* **THE TASK**: Gather up the lines that contain "слабости".

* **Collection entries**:
-- start --
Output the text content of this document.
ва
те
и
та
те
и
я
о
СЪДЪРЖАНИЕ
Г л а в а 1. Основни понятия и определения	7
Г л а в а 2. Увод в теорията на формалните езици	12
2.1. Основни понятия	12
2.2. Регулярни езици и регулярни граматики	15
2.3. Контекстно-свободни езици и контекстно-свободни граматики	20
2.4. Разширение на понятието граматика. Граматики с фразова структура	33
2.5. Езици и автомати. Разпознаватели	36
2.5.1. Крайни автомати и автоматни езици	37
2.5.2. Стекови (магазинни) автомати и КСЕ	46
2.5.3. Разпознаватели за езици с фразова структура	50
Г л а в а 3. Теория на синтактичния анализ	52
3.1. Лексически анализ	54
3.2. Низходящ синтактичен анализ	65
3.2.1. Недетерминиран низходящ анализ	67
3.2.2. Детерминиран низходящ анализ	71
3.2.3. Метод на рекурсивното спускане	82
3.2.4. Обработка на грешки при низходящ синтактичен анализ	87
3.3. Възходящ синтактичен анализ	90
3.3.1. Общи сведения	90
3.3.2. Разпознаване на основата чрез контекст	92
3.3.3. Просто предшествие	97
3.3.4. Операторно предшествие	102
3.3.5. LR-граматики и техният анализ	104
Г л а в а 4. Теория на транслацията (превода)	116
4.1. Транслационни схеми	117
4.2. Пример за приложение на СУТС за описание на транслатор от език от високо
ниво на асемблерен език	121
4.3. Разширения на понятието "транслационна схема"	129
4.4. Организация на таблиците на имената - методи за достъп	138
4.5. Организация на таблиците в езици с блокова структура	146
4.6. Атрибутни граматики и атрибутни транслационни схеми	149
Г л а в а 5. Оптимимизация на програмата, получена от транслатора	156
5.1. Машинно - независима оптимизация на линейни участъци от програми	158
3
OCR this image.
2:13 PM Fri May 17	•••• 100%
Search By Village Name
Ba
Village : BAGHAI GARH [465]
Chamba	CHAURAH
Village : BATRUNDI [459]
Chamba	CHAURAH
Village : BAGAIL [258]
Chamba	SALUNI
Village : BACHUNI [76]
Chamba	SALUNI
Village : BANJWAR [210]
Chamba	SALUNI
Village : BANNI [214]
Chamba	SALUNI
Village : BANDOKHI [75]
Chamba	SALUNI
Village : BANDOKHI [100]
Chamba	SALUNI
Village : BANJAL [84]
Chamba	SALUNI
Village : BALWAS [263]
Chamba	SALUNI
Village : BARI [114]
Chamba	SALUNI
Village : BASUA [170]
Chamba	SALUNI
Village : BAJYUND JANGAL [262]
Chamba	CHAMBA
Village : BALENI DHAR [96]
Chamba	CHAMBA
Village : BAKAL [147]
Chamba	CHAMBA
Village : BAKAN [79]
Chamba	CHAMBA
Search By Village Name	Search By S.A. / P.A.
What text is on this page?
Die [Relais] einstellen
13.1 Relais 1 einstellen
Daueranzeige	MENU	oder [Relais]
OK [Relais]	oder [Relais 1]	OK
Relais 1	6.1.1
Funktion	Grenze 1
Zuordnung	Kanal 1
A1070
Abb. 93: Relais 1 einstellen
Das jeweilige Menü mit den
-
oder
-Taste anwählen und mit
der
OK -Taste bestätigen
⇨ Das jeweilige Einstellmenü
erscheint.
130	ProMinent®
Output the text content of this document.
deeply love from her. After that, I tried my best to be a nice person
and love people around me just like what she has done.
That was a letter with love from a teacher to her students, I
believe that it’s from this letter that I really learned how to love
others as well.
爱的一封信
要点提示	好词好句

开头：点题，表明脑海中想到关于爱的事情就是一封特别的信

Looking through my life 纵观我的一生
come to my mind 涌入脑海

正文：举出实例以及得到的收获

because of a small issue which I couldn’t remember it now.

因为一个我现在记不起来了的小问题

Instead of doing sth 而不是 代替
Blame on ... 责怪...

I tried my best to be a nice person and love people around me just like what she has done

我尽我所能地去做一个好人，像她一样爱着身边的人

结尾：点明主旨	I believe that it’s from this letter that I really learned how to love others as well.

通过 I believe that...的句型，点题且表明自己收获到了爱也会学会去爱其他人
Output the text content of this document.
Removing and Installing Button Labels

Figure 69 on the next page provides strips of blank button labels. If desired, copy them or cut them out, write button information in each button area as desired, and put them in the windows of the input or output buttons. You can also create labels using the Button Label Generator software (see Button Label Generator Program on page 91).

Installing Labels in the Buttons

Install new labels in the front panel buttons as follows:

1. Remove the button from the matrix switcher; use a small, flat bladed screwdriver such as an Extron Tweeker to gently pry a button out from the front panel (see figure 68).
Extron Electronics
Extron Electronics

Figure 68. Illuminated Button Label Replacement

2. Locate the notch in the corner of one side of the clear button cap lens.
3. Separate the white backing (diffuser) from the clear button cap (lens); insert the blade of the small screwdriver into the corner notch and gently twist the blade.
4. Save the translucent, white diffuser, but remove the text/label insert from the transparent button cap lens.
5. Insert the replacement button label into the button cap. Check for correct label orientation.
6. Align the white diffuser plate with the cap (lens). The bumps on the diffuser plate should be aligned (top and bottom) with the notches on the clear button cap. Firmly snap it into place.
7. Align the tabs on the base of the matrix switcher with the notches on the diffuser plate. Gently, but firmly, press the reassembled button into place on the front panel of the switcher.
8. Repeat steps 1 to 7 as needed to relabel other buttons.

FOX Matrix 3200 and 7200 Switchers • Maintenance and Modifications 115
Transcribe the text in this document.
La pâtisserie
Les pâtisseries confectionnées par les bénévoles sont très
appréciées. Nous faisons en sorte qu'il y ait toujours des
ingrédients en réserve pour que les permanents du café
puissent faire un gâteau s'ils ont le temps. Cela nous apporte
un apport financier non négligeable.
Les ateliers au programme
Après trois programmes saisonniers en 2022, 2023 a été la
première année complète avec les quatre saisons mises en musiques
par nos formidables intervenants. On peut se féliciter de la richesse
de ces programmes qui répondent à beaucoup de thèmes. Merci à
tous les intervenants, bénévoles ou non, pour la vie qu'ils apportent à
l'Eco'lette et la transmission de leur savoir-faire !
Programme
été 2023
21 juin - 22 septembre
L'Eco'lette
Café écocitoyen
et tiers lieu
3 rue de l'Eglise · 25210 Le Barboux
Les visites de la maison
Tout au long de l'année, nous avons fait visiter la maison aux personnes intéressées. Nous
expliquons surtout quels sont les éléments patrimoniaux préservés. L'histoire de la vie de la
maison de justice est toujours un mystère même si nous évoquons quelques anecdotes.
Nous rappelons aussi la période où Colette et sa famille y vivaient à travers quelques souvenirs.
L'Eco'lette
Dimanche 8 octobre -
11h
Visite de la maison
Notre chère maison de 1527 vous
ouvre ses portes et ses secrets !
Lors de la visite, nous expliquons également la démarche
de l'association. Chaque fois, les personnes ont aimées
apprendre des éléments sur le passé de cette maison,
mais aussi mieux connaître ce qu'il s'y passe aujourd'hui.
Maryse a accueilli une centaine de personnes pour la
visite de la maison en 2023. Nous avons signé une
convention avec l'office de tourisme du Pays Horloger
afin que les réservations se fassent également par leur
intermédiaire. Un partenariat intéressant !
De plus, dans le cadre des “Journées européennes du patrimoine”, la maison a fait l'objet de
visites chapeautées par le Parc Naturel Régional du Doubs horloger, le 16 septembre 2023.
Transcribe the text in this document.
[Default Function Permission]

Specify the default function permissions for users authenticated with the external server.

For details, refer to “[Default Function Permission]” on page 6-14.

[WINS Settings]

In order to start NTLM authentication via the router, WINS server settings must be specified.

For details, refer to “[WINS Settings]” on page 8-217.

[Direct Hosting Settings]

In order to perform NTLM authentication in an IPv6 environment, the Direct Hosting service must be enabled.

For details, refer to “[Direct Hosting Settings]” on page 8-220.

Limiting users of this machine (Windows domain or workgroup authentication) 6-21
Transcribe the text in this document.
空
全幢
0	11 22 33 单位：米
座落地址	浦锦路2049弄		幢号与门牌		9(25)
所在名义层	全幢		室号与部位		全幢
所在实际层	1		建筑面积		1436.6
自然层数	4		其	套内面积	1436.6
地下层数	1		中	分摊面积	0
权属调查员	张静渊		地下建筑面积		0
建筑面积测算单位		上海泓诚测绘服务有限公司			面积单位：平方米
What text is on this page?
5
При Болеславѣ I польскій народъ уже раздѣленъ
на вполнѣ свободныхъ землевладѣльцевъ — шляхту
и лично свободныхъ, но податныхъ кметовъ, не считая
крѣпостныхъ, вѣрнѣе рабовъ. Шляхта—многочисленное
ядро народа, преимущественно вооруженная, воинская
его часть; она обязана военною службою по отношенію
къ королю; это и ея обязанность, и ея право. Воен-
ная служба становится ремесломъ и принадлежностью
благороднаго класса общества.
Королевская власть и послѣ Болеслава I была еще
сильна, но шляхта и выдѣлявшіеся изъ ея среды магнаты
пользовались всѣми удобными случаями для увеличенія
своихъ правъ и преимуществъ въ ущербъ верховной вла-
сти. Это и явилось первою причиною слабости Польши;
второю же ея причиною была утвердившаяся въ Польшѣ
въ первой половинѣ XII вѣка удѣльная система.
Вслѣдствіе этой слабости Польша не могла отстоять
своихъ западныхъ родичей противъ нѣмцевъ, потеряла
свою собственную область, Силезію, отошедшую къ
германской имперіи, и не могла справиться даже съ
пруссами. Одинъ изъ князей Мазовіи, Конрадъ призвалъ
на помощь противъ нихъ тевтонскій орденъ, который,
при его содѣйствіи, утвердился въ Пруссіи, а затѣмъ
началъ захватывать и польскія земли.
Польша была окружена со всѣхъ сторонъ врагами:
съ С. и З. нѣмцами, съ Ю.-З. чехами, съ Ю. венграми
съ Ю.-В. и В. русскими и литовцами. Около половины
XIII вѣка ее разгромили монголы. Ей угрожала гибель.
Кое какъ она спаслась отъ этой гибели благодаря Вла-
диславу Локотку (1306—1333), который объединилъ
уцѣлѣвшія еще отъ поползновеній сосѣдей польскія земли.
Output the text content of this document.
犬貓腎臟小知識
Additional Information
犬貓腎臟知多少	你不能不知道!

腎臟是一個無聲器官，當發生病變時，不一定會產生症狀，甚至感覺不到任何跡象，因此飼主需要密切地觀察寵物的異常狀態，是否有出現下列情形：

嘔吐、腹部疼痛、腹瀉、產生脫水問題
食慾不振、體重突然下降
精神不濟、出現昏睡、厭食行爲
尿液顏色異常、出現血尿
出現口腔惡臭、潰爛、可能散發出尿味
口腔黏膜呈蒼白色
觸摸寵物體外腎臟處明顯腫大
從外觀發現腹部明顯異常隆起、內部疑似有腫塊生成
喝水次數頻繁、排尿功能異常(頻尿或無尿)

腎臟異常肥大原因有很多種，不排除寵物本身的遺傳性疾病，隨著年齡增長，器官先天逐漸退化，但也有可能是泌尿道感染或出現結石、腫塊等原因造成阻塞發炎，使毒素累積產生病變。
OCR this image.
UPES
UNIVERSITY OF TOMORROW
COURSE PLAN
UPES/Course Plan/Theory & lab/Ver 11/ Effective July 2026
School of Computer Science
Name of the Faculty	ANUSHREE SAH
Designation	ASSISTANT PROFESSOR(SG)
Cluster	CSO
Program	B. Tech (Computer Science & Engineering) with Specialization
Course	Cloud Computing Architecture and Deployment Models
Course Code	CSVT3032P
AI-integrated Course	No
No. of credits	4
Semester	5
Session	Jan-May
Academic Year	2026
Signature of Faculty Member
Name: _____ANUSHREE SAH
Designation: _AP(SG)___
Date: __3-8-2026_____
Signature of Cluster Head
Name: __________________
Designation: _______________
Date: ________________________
-- end --
* **OUTPUT OF THE TASK**:
сти. Это и явилось первою причиною слабости Польши;
Вслѣдствіе этой слабости Польша не могла отстоять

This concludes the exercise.